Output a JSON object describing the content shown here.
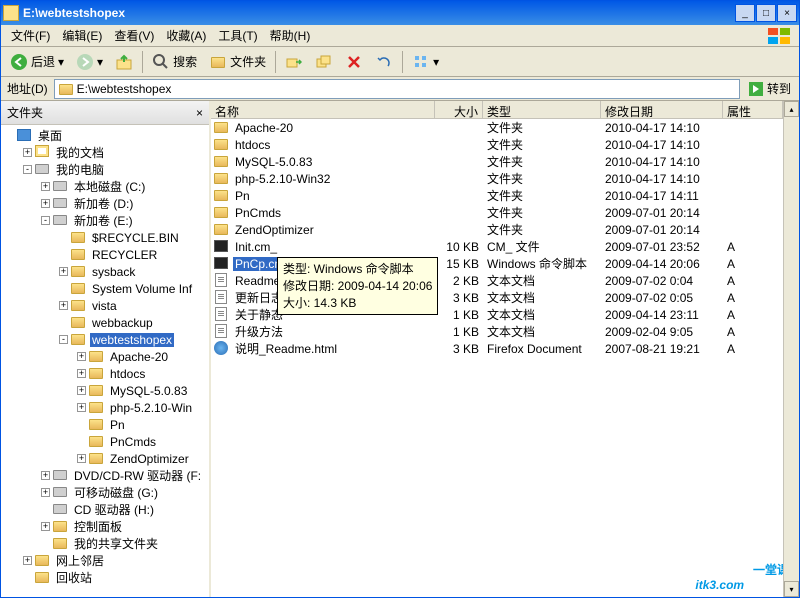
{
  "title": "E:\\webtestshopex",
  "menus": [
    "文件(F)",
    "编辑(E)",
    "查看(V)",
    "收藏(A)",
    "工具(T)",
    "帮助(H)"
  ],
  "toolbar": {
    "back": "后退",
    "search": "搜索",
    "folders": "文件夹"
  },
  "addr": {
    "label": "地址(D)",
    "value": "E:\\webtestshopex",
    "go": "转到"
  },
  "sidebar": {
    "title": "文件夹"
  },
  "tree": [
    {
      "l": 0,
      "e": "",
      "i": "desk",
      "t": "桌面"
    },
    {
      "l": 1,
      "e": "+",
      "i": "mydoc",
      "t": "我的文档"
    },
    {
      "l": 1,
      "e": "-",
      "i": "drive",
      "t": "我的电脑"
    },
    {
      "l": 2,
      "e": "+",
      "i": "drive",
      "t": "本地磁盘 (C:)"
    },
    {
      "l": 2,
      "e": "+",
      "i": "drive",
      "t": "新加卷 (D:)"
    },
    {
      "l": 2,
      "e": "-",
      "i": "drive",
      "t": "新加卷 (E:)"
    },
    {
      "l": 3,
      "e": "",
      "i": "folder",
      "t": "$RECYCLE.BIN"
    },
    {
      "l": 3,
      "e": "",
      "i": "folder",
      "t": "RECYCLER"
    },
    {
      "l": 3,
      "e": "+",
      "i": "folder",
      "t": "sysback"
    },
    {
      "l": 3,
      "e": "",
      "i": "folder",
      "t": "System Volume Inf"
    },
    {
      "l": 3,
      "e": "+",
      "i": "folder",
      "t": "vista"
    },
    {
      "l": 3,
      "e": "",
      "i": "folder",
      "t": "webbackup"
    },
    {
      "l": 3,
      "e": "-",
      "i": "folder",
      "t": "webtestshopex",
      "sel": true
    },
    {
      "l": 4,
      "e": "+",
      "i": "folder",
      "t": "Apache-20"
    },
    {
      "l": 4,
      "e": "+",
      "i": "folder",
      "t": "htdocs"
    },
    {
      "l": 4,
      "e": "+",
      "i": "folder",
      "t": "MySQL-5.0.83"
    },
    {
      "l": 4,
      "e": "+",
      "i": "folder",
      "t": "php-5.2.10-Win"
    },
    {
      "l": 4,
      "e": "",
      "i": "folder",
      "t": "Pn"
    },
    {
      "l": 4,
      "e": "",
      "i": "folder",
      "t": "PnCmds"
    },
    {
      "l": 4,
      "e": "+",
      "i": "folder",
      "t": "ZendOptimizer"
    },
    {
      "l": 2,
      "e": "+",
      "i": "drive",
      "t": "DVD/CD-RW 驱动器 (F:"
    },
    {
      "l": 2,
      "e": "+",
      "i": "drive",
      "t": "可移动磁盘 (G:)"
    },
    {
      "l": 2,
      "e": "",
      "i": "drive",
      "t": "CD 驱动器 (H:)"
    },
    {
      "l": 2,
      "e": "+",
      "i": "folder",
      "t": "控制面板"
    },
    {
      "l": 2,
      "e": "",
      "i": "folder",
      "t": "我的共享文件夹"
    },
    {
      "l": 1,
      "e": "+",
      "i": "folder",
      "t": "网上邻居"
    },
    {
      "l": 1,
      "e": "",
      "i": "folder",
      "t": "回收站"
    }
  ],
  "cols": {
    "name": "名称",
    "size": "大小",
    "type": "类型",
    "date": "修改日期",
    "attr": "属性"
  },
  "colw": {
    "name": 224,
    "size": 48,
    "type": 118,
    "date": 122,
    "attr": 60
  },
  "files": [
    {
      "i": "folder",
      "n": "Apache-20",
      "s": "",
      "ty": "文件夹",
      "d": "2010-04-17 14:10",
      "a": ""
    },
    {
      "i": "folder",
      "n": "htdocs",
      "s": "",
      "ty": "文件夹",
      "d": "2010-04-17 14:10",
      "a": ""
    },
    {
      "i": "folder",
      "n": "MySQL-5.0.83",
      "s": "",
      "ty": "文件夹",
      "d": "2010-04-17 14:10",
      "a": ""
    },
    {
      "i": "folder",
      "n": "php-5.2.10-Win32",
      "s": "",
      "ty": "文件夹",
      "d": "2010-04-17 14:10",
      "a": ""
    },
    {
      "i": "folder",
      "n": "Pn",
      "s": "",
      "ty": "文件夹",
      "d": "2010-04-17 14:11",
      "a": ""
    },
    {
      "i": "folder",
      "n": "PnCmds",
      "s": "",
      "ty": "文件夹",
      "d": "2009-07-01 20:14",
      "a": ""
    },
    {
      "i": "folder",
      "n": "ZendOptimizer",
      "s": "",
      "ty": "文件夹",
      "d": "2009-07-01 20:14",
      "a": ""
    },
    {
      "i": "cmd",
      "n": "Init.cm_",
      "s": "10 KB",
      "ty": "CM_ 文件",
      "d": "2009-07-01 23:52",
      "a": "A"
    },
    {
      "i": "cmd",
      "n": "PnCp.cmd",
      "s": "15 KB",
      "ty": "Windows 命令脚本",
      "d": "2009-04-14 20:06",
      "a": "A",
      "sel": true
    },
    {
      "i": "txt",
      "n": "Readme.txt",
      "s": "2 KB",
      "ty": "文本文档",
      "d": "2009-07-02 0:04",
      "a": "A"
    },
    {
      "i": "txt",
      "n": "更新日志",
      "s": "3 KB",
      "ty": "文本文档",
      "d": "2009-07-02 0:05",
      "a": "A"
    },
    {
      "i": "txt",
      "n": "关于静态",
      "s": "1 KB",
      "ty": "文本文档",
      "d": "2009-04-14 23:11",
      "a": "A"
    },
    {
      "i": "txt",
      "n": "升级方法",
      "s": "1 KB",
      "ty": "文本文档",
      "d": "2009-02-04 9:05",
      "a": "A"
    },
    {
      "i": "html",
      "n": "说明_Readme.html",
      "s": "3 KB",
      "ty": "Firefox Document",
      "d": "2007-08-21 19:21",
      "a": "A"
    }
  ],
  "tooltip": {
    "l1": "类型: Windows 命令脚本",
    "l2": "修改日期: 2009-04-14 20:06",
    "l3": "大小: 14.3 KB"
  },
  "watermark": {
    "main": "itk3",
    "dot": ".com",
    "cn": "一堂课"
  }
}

+ + + + + + +

Prompt » Restate the whole listing above exactly, please, omitting every image.

Answer to the problem »
Output a JSON object describing the content shown here.
{
  "title": "E:\\webtestshopex",
  "menus": [
    "文件(F)",
    "编辑(E)",
    "查看(V)",
    "收藏(A)",
    "工具(T)",
    "帮助(H)"
  ],
  "toolbar": {
    "back": "后退",
    "search": "搜索",
    "folders": "文件夹"
  },
  "addr": {
    "label": "地址(D)",
    "value": "E:\\webtestshopex",
    "go": "转到"
  },
  "sidebar": {
    "title": "文件夹"
  },
  "tree": [
    {
      "l": 0,
      "e": "",
      "i": "desk",
      "t": "桌面"
    },
    {
      "l": 1,
      "e": "+",
      "i": "mydoc",
      "t": "我的文档"
    },
    {
      "l": 1,
      "e": "-",
      "i": "drive",
      "t": "我的电脑"
    },
    {
      "l": 2,
      "e": "+",
      "i": "drive",
      "t": "本地磁盘 (C:)"
    },
    {
      "l": 2,
      "e": "+",
      "i": "drive",
      "t": "新加卷 (D:)"
    },
    {
      "l": 2,
      "e": "-",
      "i": "drive",
      "t": "新加卷 (E:)"
    },
    {
      "l": 3,
      "e": "",
      "i": "folder",
      "t": "$RECYCLE.BIN"
    },
    {
      "l": 3,
      "e": "",
      "i": "folder",
      "t": "RECYCLER"
    },
    {
      "l": 3,
      "e": "+",
      "i": "folder",
      "t": "sysback"
    },
    {
      "l": 3,
      "e": "",
      "i": "folder",
      "t": "System Volume Inf"
    },
    {
      "l": 3,
      "e": "+",
      "i": "folder",
      "t": "vista"
    },
    {
      "l": 3,
      "e": "",
      "i": "folder",
      "t": "webbackup"
    },
    {
      "l": 3,
      "e": "-",
      "i": "folder",
      "t": "webtestshopex",
      "sel": true
    },
    {
      "l": 4,
      "e": "+",
      "i": "folder",
      "t": "Apache-20"
    },
    {
      "l": 4,
      "e": "+",
      "i": "folder",
      "t": "htdocs"
    },
    {
      "l": 4,
      "e": "+",
      "i": "folder",
      "t": "MySQL-5.0.83"
    },
    {
      "l": 4,
      "e": "+",
      "i": "folder",
      "t": "php-5.2.10-Win"
    },
    {
      "l": 4,
      "e": "",
      "i": "folder",
      "t": "Pn"
    },
    {
      "l": 4,
      "e": "",
      "i": "folder",
      "t": "PnCmds"
    },
    {
      "l": 4,
      "e": "+",
      "i": "folder",
      "t": "ZendOptimizer"
    },
    {
      "l": 2,
      "e": "+",
      "i": "drive",
      "t": "DVD/CD-RW 驱动器 (F:"
    },
    {
      "l": 2,
      "e": "+",
      "i": "drive",
      "t": "可移动磁盘 (G:)"
    },
    {
      "l": 2,
      "e": "",
      "i": "drive",
      "t": "CD 驱动器 (H:)"
    },
    {
      "l": 2,
      "e": "+",
      "i": "folder",
      "t": "控制面板"
    },
    {
      "l": 2,
      "e": "",
      "i": "folder",
      "t": "我的共享文件夹"
    },
    {
      "l": 1,
      "e": "+",
      "i": "folder",
      "t": "网上邻居"
    },
    {
      "l": 1,
      "e": "",
      "i": "folder",
      "t": "回收站"
    }
  ],
  "cols": {
    "name": "名称",
    "size": "大小",
    "type": "类型",
    "date": "修改日期",
    "attr": "属性"
  },
  "colw": {
    "name": 224,
    "size": 48,
    "type": 118,
    "date": 122,
    "attr": 60
  },
  "files": [
    {
      "i": "folder",
      "n": "Apache-20",
      "s": "",
      "ty": "文件夹",
      "d": "2010-04-17 14:10",
      "a": ""
    },
    {
      "i": "folder",
      "n": "htdocs",
      "s": "",
      "ty": "文件夹",
      "d": "2010-04-17 14:10",
      "a": ""
    },
    {
      "i": "folder",
      "n": "MySQL-5.0.83",
      "s": "",
      "ty": "文件夹",
      "d": "2010-04-17 14:10",
      "a": ""
    },
    {
      "i": "folder",
      "n": "php-5.2.10-Win32",
      "s": "",
      "ty": "文件夹",
      "d": "2010-04-17 14:10",
      "a": ""
    },
    {
      "i": "folder",
      "n": "Pn",
      "s": "",
      "ty": "文件夹",
      "d": "2010-04-17 14:11",
      "a": ""
    },
    {
      "i": "folder",
      "n": "PnCmds",
      "s": "",
      "ty": "文件夹",
      "d": "2009-07-01 20:14",
      "a": ""
    },
    {
      "i": "folder",
      "n": "ZendOptimizer",
      "s": "",
      "ty": "文件夹",
      "d": "2009-07-01 20:14",
      "a": ""
    },
    {
      "i": "cmd",
      "n": "Init.cm_",
      "s": "10 KB",
      "ty": "CM_ 文件",
      "d": "2009-07-01 23:52",
      "a": "A"
    },
    {
      "i": "cmd",
      "n": "PnCp.cmd",
      "s": "15 KB",
      "ty": "Windows 命令脚本",
      "d": "2009-04-14 20:06",
      "a": "A",
      "sel": true
    },
    {
      "i": "txt",
      "n": "Readme.txt",
      "s": "2 KB",
      "ty": "文本文档",
      "d": "2009-07-02 0:04",
      "a": "A"
    },
    {
      "i": "txt",
      "n": "更新日志",
      "s": "3 KB",
      "ty": "文本文档",
      "d": "2009-07-02 0:05",
      "a": "A"
    },
    {
      "i": "txt",
      "n": "关于静态",
      "s": "1 KB",
      "ty": "文本文档",
      "d": "2009-04-14 23:11",
      "a": "A"
    },
    {
      "i": "txt",
      "n": "升级方法",
      "s": "1 KB",
      "ty": "文本文档",
      "d": "2009-02-04 9:05",
      "a": "A"
    },
    {
      "i": "html",
      "n": "说明_Readme.html",
      "s": "3 KB",
      "ty": "Firefox Document",
      "d": "2007-08-21 19:21",
      "a": "A"
    }
  ],
  "tooltip": {
    "l1": "类型: Windows 命令脚本",
    "l2": "修改日期: 2009-04-14 20:06",
    "l3": "大小: 14.3 KB"
  },
  "watermark": {
    "main": "itk3",
    "dot": ".com",
    "cn": "一堂课"
  }
}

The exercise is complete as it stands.